▶ **Description of the task**
Search the entries for the word "left" and report each line that has it.

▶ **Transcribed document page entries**
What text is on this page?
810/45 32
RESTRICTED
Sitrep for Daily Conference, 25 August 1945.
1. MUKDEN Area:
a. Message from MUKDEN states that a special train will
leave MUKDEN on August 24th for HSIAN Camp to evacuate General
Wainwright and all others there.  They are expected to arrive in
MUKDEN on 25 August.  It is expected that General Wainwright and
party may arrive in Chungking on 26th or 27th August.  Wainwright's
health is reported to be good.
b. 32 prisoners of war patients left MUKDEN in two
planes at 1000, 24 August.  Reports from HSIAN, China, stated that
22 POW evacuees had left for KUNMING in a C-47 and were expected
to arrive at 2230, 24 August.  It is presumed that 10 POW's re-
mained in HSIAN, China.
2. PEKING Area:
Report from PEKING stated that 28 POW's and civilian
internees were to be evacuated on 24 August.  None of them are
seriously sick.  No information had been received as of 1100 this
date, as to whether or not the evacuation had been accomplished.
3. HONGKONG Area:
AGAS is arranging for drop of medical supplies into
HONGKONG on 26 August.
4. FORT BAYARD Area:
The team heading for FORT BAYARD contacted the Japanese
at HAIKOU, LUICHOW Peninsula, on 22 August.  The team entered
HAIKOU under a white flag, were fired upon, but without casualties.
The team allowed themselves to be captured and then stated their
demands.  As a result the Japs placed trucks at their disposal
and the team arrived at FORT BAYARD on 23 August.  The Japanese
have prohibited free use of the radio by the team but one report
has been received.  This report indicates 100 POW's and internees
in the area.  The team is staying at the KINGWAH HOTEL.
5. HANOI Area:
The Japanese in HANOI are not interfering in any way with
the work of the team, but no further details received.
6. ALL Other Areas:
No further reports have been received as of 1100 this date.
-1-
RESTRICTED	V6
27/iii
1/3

▶ **Result**
b. 32 prisoners of war patients left MUKDEN in two
22 POW evacuees had left for KUNMING in a C-47 and were expected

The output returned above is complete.